**Input material:**

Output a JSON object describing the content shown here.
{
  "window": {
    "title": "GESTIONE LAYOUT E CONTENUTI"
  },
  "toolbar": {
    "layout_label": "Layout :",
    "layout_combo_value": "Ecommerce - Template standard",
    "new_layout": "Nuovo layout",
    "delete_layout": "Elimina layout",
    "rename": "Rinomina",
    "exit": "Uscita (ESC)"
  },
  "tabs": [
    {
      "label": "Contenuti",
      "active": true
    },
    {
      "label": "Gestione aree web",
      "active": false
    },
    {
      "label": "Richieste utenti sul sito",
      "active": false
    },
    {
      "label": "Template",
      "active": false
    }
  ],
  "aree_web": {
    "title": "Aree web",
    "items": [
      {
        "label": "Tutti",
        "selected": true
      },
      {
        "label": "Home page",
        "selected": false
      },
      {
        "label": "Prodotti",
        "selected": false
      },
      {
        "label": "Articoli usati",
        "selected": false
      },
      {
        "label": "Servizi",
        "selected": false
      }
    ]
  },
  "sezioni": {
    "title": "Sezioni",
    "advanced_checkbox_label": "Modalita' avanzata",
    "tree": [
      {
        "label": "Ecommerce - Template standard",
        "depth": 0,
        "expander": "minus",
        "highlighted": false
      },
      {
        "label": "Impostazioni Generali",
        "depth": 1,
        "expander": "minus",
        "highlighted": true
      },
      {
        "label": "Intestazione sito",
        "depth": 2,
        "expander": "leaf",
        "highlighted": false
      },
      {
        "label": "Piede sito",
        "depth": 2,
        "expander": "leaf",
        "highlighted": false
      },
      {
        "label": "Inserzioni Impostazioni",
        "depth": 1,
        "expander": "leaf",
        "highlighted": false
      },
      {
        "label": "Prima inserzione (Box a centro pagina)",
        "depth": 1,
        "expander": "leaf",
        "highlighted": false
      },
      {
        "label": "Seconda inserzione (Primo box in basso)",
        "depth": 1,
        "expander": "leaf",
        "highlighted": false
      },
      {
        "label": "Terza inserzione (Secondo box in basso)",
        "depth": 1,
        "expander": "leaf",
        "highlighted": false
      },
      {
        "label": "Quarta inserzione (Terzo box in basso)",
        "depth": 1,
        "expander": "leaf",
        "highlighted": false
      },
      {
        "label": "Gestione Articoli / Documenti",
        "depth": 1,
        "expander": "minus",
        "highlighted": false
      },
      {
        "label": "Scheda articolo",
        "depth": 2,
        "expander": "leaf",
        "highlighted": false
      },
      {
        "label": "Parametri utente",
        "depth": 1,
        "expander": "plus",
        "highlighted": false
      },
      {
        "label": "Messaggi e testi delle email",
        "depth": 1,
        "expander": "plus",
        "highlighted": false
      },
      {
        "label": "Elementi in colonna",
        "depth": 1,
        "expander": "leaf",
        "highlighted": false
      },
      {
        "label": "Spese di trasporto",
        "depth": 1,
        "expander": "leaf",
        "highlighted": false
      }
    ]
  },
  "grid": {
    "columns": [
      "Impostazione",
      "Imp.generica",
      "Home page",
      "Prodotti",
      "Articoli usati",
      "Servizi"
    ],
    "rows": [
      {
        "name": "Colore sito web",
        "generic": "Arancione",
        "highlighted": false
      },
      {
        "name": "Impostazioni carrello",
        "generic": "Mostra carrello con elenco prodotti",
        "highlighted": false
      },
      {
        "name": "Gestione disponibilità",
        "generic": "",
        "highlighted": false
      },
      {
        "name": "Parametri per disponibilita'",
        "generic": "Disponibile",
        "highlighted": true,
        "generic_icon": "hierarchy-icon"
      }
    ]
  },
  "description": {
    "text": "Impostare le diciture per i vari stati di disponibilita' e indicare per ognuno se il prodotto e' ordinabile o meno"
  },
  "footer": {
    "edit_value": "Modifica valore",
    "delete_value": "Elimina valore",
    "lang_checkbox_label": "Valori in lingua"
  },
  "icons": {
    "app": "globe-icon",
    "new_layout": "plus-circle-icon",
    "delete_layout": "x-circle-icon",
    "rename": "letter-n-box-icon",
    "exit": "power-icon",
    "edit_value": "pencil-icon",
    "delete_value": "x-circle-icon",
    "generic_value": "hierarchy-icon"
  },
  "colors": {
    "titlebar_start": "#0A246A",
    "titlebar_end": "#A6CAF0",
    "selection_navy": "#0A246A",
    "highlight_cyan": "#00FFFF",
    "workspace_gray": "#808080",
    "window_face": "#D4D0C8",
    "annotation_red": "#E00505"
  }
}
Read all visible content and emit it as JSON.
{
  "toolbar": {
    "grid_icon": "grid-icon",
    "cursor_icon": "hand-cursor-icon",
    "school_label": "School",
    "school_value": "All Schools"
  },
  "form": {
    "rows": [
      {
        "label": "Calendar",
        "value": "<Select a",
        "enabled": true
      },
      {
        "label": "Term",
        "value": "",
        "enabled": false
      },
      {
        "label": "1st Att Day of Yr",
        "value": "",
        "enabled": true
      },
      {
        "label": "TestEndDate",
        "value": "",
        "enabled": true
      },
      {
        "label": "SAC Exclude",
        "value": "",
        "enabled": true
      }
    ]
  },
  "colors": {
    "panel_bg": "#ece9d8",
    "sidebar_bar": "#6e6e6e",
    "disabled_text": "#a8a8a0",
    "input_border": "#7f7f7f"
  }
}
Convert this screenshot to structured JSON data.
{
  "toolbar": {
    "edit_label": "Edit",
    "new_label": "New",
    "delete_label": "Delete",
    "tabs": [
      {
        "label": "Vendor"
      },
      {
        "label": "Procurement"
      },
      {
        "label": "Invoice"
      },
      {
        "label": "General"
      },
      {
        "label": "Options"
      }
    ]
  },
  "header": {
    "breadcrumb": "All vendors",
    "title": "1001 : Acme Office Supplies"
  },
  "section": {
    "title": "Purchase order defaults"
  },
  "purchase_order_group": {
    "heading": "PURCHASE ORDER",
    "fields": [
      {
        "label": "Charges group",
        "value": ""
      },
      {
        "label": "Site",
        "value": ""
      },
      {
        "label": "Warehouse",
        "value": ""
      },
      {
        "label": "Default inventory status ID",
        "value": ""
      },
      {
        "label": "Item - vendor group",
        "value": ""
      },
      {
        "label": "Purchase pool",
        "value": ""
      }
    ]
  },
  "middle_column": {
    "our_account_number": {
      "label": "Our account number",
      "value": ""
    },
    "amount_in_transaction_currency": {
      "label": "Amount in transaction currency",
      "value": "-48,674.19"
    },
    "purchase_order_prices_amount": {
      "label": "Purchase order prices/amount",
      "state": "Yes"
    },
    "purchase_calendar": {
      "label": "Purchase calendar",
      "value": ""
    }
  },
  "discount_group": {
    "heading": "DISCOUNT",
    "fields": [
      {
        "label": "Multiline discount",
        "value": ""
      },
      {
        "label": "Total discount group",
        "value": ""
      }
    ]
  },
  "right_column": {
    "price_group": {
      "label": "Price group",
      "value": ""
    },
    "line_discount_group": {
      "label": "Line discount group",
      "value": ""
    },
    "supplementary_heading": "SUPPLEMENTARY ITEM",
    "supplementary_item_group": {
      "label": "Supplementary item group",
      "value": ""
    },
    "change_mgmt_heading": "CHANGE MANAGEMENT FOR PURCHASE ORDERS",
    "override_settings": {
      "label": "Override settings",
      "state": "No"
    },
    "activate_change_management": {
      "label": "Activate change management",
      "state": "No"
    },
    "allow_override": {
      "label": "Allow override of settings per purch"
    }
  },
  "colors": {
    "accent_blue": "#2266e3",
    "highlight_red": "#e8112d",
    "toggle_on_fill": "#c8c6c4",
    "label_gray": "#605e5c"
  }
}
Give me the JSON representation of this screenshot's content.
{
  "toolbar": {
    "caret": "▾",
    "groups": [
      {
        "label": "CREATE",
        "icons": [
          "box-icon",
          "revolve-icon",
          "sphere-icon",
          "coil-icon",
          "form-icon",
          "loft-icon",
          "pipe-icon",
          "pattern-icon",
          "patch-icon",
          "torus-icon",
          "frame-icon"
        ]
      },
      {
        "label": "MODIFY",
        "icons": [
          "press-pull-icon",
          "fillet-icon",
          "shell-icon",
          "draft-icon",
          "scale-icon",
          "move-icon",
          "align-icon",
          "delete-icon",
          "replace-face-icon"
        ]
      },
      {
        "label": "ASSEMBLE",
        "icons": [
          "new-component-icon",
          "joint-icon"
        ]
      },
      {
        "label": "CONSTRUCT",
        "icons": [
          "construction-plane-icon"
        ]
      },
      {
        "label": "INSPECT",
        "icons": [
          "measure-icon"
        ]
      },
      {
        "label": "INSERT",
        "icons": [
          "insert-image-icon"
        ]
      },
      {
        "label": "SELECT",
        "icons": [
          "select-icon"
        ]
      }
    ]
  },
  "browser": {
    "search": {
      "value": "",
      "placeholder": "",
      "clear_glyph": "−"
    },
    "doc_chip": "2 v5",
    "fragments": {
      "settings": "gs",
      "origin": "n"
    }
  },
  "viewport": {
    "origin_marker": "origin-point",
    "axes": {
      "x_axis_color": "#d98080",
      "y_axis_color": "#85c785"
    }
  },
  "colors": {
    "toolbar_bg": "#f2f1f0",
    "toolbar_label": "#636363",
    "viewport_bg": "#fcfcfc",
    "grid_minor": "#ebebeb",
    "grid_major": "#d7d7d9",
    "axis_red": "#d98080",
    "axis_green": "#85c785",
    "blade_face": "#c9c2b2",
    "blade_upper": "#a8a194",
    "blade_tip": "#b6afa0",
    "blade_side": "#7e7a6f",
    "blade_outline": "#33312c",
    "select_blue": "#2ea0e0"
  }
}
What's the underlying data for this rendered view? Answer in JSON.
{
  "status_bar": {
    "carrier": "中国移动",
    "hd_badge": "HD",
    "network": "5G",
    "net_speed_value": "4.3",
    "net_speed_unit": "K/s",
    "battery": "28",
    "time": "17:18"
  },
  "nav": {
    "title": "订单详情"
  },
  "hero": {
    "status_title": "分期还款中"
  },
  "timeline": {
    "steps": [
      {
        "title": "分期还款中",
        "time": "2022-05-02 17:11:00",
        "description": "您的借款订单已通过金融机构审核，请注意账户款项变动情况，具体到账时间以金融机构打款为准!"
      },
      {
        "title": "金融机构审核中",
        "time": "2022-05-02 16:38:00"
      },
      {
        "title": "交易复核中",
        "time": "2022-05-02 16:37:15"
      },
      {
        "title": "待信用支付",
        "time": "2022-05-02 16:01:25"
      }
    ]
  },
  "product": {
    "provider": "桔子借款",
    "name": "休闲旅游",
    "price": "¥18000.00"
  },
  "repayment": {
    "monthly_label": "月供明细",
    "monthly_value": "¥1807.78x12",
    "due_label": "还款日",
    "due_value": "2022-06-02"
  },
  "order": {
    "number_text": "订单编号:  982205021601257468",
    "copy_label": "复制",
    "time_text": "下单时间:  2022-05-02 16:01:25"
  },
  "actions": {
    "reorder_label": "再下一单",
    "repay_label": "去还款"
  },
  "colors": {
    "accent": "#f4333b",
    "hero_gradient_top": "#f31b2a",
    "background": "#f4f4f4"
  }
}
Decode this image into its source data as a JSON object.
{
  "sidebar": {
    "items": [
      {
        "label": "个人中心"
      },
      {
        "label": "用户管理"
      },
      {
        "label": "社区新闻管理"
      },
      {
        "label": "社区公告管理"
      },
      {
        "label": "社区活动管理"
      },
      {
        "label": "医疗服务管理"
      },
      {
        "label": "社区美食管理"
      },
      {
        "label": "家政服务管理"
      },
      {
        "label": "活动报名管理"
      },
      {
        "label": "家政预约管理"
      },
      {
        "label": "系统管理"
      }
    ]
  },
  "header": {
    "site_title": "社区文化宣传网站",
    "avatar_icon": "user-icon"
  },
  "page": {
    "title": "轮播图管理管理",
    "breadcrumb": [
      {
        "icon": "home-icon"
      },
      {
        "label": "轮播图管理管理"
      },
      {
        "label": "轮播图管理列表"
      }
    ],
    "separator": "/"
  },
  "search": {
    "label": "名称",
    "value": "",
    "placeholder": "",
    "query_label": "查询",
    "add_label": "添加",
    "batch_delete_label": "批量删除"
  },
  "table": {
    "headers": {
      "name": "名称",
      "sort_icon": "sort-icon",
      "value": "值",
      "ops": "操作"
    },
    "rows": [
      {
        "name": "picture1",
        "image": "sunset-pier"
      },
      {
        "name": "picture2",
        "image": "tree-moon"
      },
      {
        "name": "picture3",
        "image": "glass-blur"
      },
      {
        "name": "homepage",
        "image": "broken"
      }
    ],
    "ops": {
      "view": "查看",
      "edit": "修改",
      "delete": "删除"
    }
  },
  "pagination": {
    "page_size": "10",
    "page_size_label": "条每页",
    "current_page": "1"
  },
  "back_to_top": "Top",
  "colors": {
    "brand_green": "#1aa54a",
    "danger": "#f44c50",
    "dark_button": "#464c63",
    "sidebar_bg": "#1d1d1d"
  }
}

**Task details:** State, as a number only, how many lines in the entries include "sito".

**Result:** 4